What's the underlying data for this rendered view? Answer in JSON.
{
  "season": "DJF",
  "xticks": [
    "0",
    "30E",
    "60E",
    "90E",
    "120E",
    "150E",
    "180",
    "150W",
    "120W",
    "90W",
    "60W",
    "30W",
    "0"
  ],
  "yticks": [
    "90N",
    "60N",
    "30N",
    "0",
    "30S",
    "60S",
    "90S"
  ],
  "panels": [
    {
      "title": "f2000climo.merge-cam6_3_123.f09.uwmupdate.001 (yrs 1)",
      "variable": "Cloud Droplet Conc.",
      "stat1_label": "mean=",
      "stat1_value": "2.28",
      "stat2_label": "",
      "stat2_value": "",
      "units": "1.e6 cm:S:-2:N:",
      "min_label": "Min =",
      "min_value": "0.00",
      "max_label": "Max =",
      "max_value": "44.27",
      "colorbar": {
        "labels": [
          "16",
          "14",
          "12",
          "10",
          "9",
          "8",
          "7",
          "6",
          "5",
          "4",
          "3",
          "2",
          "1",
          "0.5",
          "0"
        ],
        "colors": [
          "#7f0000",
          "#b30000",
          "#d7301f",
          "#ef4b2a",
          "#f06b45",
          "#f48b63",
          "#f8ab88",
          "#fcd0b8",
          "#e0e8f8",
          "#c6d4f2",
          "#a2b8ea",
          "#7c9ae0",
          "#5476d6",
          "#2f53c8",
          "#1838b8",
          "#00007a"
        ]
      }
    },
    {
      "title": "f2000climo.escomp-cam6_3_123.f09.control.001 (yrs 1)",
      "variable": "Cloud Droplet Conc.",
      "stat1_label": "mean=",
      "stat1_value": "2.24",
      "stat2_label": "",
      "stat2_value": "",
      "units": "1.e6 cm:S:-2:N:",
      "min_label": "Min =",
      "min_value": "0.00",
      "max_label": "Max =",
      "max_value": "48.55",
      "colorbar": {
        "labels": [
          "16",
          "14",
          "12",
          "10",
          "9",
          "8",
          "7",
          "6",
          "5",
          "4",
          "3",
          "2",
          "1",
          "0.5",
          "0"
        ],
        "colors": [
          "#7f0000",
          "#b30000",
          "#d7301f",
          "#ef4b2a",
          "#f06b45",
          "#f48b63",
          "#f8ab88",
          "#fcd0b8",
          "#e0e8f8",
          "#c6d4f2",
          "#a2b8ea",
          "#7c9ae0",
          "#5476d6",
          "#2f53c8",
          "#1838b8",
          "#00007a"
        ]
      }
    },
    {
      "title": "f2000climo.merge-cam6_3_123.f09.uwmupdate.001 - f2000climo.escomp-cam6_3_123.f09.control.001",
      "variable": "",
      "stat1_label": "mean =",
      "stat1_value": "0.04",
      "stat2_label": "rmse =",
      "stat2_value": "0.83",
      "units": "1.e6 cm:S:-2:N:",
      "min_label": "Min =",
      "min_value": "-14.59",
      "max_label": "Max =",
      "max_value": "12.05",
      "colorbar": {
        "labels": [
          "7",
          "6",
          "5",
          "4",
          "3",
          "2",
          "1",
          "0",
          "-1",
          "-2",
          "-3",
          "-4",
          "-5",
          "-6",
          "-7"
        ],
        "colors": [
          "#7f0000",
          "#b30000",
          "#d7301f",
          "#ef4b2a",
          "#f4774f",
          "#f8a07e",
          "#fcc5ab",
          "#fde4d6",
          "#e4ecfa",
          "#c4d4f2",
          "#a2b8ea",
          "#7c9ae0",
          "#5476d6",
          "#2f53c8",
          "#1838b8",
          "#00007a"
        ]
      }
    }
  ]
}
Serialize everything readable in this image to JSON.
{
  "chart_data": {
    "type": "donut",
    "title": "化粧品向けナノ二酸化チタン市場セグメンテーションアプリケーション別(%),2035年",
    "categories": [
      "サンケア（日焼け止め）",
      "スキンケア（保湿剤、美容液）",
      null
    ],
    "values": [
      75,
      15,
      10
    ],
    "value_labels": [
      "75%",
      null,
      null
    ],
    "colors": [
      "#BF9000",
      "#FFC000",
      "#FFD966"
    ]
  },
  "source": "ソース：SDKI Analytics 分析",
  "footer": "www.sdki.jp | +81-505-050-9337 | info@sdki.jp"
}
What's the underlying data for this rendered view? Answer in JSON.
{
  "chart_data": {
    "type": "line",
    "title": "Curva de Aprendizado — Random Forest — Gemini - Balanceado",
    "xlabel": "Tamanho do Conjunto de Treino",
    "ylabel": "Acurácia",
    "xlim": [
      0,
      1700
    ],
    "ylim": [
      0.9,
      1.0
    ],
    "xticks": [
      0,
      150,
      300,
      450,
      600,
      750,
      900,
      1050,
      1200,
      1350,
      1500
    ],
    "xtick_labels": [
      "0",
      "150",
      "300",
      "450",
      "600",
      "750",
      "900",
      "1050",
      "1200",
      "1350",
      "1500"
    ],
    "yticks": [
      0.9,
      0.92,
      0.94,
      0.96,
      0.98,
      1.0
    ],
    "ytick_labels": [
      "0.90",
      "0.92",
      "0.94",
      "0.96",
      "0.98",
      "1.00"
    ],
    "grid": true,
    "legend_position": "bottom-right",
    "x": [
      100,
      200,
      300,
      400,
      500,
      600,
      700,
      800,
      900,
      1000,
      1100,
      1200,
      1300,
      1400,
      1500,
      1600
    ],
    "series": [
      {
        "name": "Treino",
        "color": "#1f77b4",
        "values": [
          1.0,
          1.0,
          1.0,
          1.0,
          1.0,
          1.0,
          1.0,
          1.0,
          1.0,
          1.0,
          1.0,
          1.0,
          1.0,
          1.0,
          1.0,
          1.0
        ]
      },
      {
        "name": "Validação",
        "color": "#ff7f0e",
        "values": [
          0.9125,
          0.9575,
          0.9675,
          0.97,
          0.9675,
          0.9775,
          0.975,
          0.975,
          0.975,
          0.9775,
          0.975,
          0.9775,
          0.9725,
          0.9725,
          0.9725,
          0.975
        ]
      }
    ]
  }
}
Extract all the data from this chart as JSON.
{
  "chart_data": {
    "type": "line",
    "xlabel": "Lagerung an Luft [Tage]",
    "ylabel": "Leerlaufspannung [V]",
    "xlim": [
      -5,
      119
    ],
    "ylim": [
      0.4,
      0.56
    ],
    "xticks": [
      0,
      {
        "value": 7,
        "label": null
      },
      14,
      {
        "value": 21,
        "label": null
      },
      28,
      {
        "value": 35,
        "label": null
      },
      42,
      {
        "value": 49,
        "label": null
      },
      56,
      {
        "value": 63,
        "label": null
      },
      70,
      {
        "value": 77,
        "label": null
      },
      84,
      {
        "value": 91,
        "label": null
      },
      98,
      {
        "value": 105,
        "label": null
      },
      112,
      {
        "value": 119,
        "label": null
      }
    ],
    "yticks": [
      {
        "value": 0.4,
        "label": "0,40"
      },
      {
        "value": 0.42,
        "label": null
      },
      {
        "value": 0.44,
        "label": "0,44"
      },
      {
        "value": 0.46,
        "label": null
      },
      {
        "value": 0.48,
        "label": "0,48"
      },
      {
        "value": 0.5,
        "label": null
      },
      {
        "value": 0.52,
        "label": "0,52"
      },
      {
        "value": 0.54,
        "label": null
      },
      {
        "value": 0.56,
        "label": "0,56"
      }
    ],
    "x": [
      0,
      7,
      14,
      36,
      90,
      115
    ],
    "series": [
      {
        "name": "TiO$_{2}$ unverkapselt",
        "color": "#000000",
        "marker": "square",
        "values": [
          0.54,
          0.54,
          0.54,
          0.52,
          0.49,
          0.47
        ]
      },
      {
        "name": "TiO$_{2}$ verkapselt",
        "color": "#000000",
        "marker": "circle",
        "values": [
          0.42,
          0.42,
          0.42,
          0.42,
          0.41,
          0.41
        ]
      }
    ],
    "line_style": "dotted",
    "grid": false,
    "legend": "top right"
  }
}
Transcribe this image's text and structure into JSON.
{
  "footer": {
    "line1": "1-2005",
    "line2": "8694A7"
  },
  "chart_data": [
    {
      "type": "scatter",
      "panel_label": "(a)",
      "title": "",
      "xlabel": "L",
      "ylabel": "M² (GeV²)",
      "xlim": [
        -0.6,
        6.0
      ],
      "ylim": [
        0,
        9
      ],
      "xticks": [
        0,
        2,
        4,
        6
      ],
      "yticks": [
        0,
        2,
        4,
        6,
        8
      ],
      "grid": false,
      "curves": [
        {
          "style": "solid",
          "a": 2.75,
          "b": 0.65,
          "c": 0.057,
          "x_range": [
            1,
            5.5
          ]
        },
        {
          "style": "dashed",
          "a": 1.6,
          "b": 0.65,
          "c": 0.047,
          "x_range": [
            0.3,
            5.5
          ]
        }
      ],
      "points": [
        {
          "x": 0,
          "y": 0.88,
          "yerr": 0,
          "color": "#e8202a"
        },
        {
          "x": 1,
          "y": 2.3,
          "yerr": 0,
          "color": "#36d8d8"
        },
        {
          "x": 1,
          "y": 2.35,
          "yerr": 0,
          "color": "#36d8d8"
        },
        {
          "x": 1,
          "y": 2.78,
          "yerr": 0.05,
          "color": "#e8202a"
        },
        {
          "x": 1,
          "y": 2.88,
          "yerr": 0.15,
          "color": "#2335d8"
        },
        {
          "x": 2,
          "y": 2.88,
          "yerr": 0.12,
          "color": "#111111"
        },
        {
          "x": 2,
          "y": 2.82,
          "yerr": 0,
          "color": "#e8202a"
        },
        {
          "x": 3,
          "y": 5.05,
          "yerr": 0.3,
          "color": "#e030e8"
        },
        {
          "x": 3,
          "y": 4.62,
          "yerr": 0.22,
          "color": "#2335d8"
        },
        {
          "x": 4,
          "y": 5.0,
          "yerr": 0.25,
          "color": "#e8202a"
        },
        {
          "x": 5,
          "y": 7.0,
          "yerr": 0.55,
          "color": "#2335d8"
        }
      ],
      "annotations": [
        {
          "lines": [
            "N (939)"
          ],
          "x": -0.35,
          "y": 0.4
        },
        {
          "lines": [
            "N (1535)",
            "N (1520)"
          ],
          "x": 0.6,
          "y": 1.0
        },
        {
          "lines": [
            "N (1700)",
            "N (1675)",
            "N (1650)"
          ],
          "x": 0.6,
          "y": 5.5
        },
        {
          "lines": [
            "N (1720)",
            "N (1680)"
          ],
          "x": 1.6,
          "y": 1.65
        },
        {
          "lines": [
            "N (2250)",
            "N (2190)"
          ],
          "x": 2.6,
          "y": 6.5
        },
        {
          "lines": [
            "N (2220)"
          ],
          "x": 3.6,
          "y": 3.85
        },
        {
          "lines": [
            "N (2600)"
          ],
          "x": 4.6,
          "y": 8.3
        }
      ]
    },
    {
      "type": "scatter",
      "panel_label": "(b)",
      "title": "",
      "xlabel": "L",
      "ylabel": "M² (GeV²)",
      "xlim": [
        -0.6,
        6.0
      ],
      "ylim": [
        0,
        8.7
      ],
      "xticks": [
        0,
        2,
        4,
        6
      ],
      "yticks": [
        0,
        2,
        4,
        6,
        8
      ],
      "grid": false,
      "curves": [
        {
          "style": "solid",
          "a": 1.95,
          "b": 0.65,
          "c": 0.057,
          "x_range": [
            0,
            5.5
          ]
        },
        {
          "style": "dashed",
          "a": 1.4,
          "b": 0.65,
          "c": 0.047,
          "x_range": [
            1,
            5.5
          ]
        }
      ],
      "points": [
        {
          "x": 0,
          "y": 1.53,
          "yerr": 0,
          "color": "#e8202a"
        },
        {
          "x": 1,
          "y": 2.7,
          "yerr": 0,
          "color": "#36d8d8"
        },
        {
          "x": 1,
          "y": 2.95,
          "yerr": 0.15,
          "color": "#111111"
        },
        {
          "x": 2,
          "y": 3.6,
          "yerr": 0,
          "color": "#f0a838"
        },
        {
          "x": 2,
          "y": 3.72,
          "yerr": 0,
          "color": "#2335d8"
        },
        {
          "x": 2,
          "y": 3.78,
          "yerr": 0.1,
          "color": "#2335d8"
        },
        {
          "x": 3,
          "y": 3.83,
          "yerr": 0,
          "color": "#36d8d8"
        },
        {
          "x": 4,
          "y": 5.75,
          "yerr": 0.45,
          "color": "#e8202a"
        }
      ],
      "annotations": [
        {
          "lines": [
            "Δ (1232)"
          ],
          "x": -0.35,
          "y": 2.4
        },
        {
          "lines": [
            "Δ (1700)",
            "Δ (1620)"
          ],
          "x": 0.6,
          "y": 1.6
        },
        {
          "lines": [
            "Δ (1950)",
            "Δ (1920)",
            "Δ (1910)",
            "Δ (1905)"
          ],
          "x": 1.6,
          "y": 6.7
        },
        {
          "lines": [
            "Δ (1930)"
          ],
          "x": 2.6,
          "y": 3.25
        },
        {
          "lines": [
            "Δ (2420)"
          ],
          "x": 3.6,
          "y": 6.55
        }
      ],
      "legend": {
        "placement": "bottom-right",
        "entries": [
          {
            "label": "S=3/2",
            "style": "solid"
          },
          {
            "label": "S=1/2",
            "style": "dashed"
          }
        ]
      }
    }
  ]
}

◇ ◇ ◇ ◇

[Written problem] Copy every line of the listing containing the string "JSON".

[Output of the exercise]
What's the underlying data for this rendered view? Answer in JSON.
Serialize everything readable in this image to JSON.
What's the underlying data for this rendered view? Answer in JSON.
Extract all the data from this chart as JSON.
Transcribe this image's text and structure into JSON.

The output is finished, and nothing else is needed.